■ MATERIAL TO PROCESS
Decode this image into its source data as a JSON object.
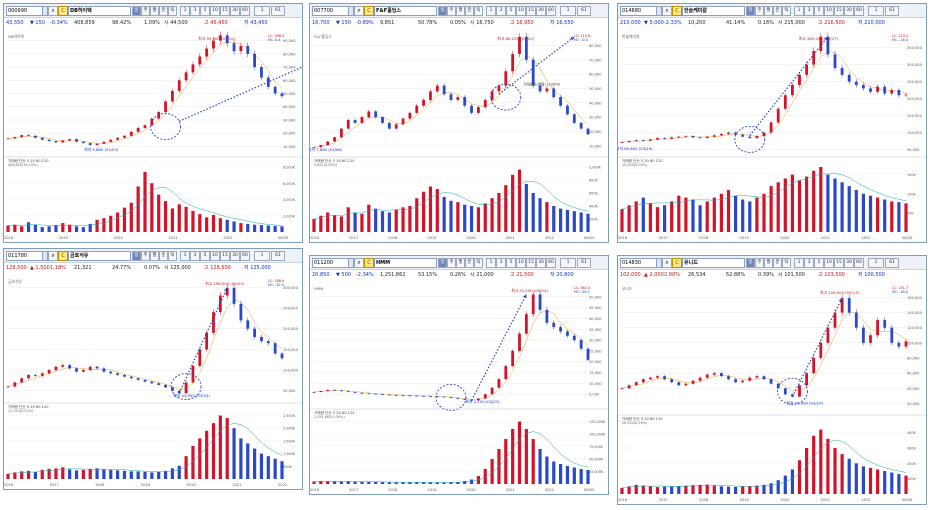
{
  "chart_data": [
    {
      "type": "candlestick",
      "panel": "p1",
      "code": "000990",
      "name": "DB하이텍",
      "price": "43,550",
      "change": "150",
      "change_pct": "-0.34%",
      "volume": "408,859",
      "vol_ratio": "98.42%",
      "ratio2": "1.09%",
      "open": "44,500",
      "high": "45,450",
      "low": "43,450",
      "legend_main": "DB하이텍",
      "legend_vol": "408,859(16.15%)",
      "lc": "LC: 388.3",
      "hc": "HC: 0.4",
      "x_labels": [
        "2018",
        "2019",
        "2020",
        "2021",
        "2022",
        "06/05"
      ],
      "y_labels": [
        "90,000",
        "80,000",
        "70,000",
        "60,000",
        "50,000",
        "40,000",
        "30,000",
        "20,000",
        "10,000"
      ],
      "ylim": [
        5000,
        95000
      ],
      "vol_labels": [
        "8,000K",
        "6,000K",
        "4,000K",
        "2,000K"
      ],
      "vol_max": 8000,
      "callout_high": "최고 95,900 (01/10)",
      "callout_low": "최저 9,880 (01/03)",
      "series": [
        16000,
        17000,
        18500,
        18000,
        16500,
        15000,
        14000,
        13000,
        14500,
        15500,
        13500,
        12500,
        11000,
        12000,
        13500,
        15000,
        16500,
        18000,
        21000,
        24000,
        26000,
        31000,
        36000,
        44000,
        52000,
        60000,
        66000,
        72000,
        78000,
        84000,
        90000,
        94000,
        88000,
        82000,
        86000,
        80000,
        70000,
        62000,
        55000,
        50000,
        48000
      ],
      "volumes": [
        800,
        900,
        700,
        1200,
        900,
        600,
        700,
        800,
        1100,
        900,
        700,
        600,
        1000,
        1500,
        1700,
        2000,
        2400,
        3000,
        3600,
        5600,
        7400,
        6000,
        4600,
        3800,
        2900,
        3400,
        3100,
        2600,
        2200,
        1800,
        2100,
        1700,
        1500,
        1300,
        1100,
        1000,
        900,
        850,
        800,
        750,
        700
      ],
      "dashed_start": [
        25,
        29000
      ],
      "dashed_end": [
        53,
        93000
      ],
      "ellipse_center": [
        23,
        25000
      ]
    },
    {
      "type": "candlestick",
      "panel": "p2",
      "code": "007700",
      "name": "F&F홀딩스",
      "price": "16,700",
      "change": "150",
      "change_pct": "-0.89%",
      "volume": "9,851",
      "vol_ratio": "50.78%",
      "ratio2": "0.05%",
      "open": "16,750",
      "high": "16,950",
      "low": "16,550",
      "legend_main": "F&F홀딩스",
      "legend_vol": "9,851(0.03%)",
      "lc": "LC: 115.8",
      "hc": "HC: -0.3",
      "x_labels": [
        "2016",
        "2017",
        "2018",
        "2019",
        "2020",
        "2021",
        "2022",
        "06/05"
      ],
      "y_labels": [
        "80,000",
        "70,000",
        "60,000",
        "50,000",
        "40,000",
        "30,000",
        "20,000",
        "10,000"
      ],
      "ylim": [
        5000,
        88000
      ],
      "vol_labels": [
        "1,000K",
        "800K",
        "600K",
        "400K",
        "200K"
      ],
      "vol_max": 1000,
      "callout_high": "최고 86,250 (04/20)",
      "callout_low": "최저 7,860 (01/08)",
      "callout_mid": "거래정지(분할) (10/09)",
      "series": [
        9000,
        10500,
        13000,
        16000,
        22000,
        28000,
        26000,
        30000,
        34000,
        30000,
        26000,
        22000,
        25000,
        29000,
        33000,
        38000,
        42000,
        48000,
        52000,
        46000,
        42000,
        44000,
        38000,
        33000,
        37000,
        42000,
        48000,
        52000,
        62000,
        74000,
        86000,
        70000,
        52000,
        48000,
        50000,
        44000,
        38000,
        32000,
        26000,
        22000,
        18000
      ],
      "volumes": [
        200,
        250,
        300,
        260,
        240,
        380,
        300,
        280,
        420,
        360,
        320,
        300,
        340,
        380,
        400,
        520,
        620,
        700,
        660,
        540,
        480,
        460,
        420,
        400,
        380,
        440,
        520,
        600,
        720,
        880,
        960,
        740,
        600,
        520,
        460,
        400,
        360,
        340,
        320,
        300,
        280
      ],
      "dashed_start": [
        27,
        46000
      ],
      "dashed_end": [
        38,
        86000
      ],
      "ellipse_center": [
        28,
        44000
      ]
    },
    {
      "type": "candlestick",
      "panel": "p3",
      "code": "014680",
      "name": "한솔케미칼",
      "price": "210,000",
      "change": "5,000",
      "change_pct": "-2.33%",
      "volume": "10,200",
      "vol_ratio": "41.14%",
      "ratio2": "0.16%",
      "open": "215,000",
      "high": "216,500",
      "low": "210,000",
      "legend_main": "한솔케미칼",
      "legend_vol": "10,200(0.09%)",
      "lc": "LC: 223.1",
      "hc": "HC: -16.4",
      "x_labels": [
        "2016",
        "2017",
        "2018",
        "2019",
        "2020",
        "2021",
        "2022",
        "06/05"
      ],
      "y_labels": [
        "350,000",
        "300,000",
        "250,000",
        "200,000",
        "150,000",
        "100,000",
        "50,000"
      ],
      "ylim": [
        40000,
        390000
      ],
      "vol_labels": [
        "150K",
        "100K",
        "50K"
      ],
      "vol_max": 170,
      "callout_high": "최고 382,000 (09/27)",
      "callout_low": "최저 65,800 (03/19)",
      "series": [
        72000,
        75000,
        78000,
        76000,
        80000,
        84000,
        82000,
        86000,
        88000,
        90000,
        86000,
        84000,
        88000,
        92000,
        96000,
        100000,
        94000,
        88000,
        84000,
        90000,
        100000,
        130000,
        170000,
        210000,
        240000,
        270000,
        300000,
        340000,
        382000,
        330000,
        290000,
        270000,
        250000,
        240000,
        230000,
        220000,
        235000,
        215000,
        225000,
        210000,
        212000
      ],
      "volumes": [
        60,
        70,
        80,
        90,
        75,
        65,
        70,
        80,
        95,
        90,
        85,
        70,
        80,
        90,
        100,
        110,
        95,
        85,
        80,
        90,
        100,
        120,
        130,
        140,
        150,
        135,
        145,
        160,
        170,
        150,
        140,
        130,
        120,
        110,
        100,
        95,
        90,
        85,
        80,
        78,
        75
      ],
      "dashed_start": [
        18,
        92000
      ],
      "dashed_end": [
        29,
        382000
      ],
      "ellipse_center": [
        18,
        80000
      ]
    },
    {
      "type": "candlestick",
      "panel": "p4",
      "code": "011780",
      "name": "금호석유",
      "price": "128,500",
      "change": "1,500",
      "change_pct": "1.18%",
      "volume": "21,321",
      "vol_ratio": "24.77%",
      "ratio2": "0.07%",
      "open": "125,000",
      "high": "128,500",
      "low": "125,000",
      "legend_main": "금호석유",
      "legend_vol": "21,321(0.07%)",
      "lc": "LC: 188.9",
      "hc": "HC: -32.5",
      "x_labels": [
        "2016",
        "2017",
        "2018",
        "2019",
        "2020",
        "2021",
        "2022"
      ],
      "y_labels": [
        "300,000",
        "250,000",
        "200,000",
        "150,000",
        "100,000",
        "50,000"
      ],
      "ylim": [
        30000,
        320000
      ],
      "vol_labels": [
        "2,500K",
        "2,000K",
        "1,500K",
        "1,000K",
        "500K"
      ],
      "vol_max": 2600,
      "callout_high": "최고 298,500 (05/03)",
      "callout_low": "최저 43,900 (03/19)",
      "series": [
        60000,
        70000,
        80000,
        88000,
        86000,
        92000,
        100000,
        108000,
        112000,
        104000,
        96000,
        100000,
        108000,
        104000,
        96000,
        92000,
        88000,
        84000,
        80000,
        76000,
        72000,
        68000,
        64000,
        58000,
        50000,
        44000,
        70000,
        110000,
        150000,
        190000,
        240000,
        280000,
        298500,
        260000,
        220000,
        200000,
        180000,
        170000,
        165000,
        140000,
        128500
      ],
      "volumes": [
        200,
        260,
        300,
        320,
        280,
        360,
        400,
        420,
        460,
        380,
        340,
        360,
        400,
        420,
        380,
        360,
        340,
        320,
        300,
        300,
        280,
        260,
        280,
        320,
        420,
        520,
        900,
        1300,
        1600,
        1900,
        2200,
        2500,
        2400,
        2000,
        1600,
        1400,
        1200,
        1000,
        900,
        800,
        700
      ],
      "dashed_start": [
        25,
        44000
      ],
      "dashed_end": [
        32,
        298500
      ],
      "ellipse_center": [
        26,
        60000
      ]
    },
    {
      "type": "candlestick",
      "panel": "p5",
      "code": "011200",
      "name": "HMM",
      "price": "20,850",
      "change": "500",
      "change_pct": "-2.34%",
      "volume": "1,251,862",
      "vol_ratio": "53.15%",
      "ratio2": "0.26%",
      "open": "21,000",
      "high": "21,500",
      "low": "20,800",
      "legend_main": "HMM",
      "legend_vol": "1,251,862(0.26%)",
      "lc": "LC: 862.4",
      "hc": "HC: -35.1",
      "x_labels": [
        "2016",
        "2017",
        "2018",
        "2019",
        "2020",
        "2021",
        "2022",
        "06/05"
      ],
      "y_labels": [
        "50,000",
        "45,000",
        "40,000",
        "35,000",
        "30,000",
        "25,000",
        "20,000",
        "15,000",
        "10,000",
        "5,000"
      ],
      "ylim": [
        0,
        55000
      ],
      "vol_labels": [
        "125,000K",
        "100,000K",
        "75,000K",
        "50,000K",
        "25,000K"
      ],
      "vol_max": 130000,
      "callout_high": "최고 51,100 (05/24)",
      "callout_low": "최저 2,150 (03/23)",
      "series": [
        6000,
        6500,
        7000,
        6800,
        6400,
        6000,
        5600,
        5400,
        5200,
        5000,
        4800,
        4600,
        4500,
        4400,
        4300,
        4200,
        4100,
        4000,
        3900,
        3600,
        3200,
        2800,
        2400,
        2150,
        3000,
        5000,
        8000,
        12000,
        18000,
        25000,
        33000,
        42000,
        51100,
        44000,
        38000,
        36000,
        34000,
        32000,
        30000,
        26000,
        20850
      ],
      "volumes": [
        5000,
        6000,
        5500,
        5000,
        4800,
        5200,
        4800,
        4500,
        4200,
        4000,
        3800,
        3600,
        3500,
        3400,
        3300,
        3200,
        3100,
        3000,
        2900,
        3200,
        3600,
        4200,
        6000,
        9000,
        16000,
        30000,
        50000,
        70000,
        90000,
        110000,
        125000,
        110000,
        90000,
        70000,
        55000,
        45000,
        40000,
        36000,
        33000,
        30000,
        28000
      ],
      "dashed_start": [
        23,
        2150
      ],
      "dashed_end": [
        31,
        51100
      ],
      "ellipse_center": [
        20,
        3500
      ]
    },
    {
      "type": "candlestick",
      "panel": "p6",
      "code": "014830",
      "name": "유니드",
      "price": "102,000",
      "change": "2,000",
      "change_pct": "2.00%",
      "volume": "26,534",
      "vol_ratio": "52.88%",
      "ratio2": "0.39%",
      "open": "101,500",
      "high": "103,500",
      "low": "100,500",
      "legend_main": "유니드",
      "legend_vol": "26,534(0.39%)",
      "lc": "LC: 251.7",
      "hc": "HC: -16.0",
      "x_labels": [
        "2016",
        "2017",
        "2018",
        "2019",
        "2020",
        "2021",
        "2022",
        "06/05"
      ],
      "y_labels": [
        "160,000",
        "140,000",
        "120,000",
        "100,000",
        "80,000",
        "60,000",
        "40,000",
        "20,000"
      ],
      "ylim": [
        10000,
        175000
      ],
      "vol_labels": [
        "400K",
        "300K",
        "200K",
        "100K"
      ],
      "vol_max": 450,
      "callout_high": "최고 159,000 (05/13)",
      "callout_low": "최저 29,000 (03/23)",
      "series": [
        40000,
        44000,
        48000,
        52000,
        54000,
        56000,
        52000,
        48000,
        44000,
        46000,
        50000,
        54000,
        58000,
        60000,
        56000,
        52000,
        48000,
        50000,
        54000,
        56000,
        52000,
        46000,
        40000,
        32000,
        29000,
        44000,
        60000,
        80000,
        100000,
        120000,
        140000,
        159000,
        140000,
        120000,
        100000,
        110000,
        130000,
        120000,
        100000,
        95000,
        102000
      ],
      "volumes": [
        40,
        50,
        60,
        55,
        50,
        45,
        48,
        50,
        52,
        55,
        58,
        60,
        62,
        55,
        50,
        48,
        46,
        50,
        52,
        55,
        60,
        70,
        90,
        120,
        160,
        220,
        300,
        380,
        420,
        360,
        300,
        260,
        230,
        200,
        180,
        170,
        160,
        150,
        140,
        130,
        120
      ],
      "dashed_start": [
        24,
        29000
      ],
      "dashed_end": [
        31,
        159000
      ],
      "ellipse_center": [
        24,
        36000
      ]
    }
  ],
  "toolbar": {
    "period_buttons": [
      "일",
      "주",
      "월",
      "분",
      "틱"
    ],
    "unit_buttons": [
      "1",
      "3",
      "5",
      "10",
      "15",
      "30",
      "60"
    ],
    "count_value": "1",
    "count2": "61"
  },
  "quote_labels": {
    "open_prefix": "시",
    "high_prefix": "고",
    "low_prefix": "저"
  },
  "volume_legend": {
    "label": "거래량",
    "ma_label": "단순",
    "ma1": "5",
    "ma2": "20",
    "ma3": "60",
    "ma4": "120"
  }
}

■ EXERCISE BRIEF
Show each line in the entries that holds the string "price".

■ FINAL ANSWER
      "price": "43,550",
      "price": "16,700",
      "price": "210,000",
      "price": "128,500",
      "price": "20,850",
      "price": "102,000",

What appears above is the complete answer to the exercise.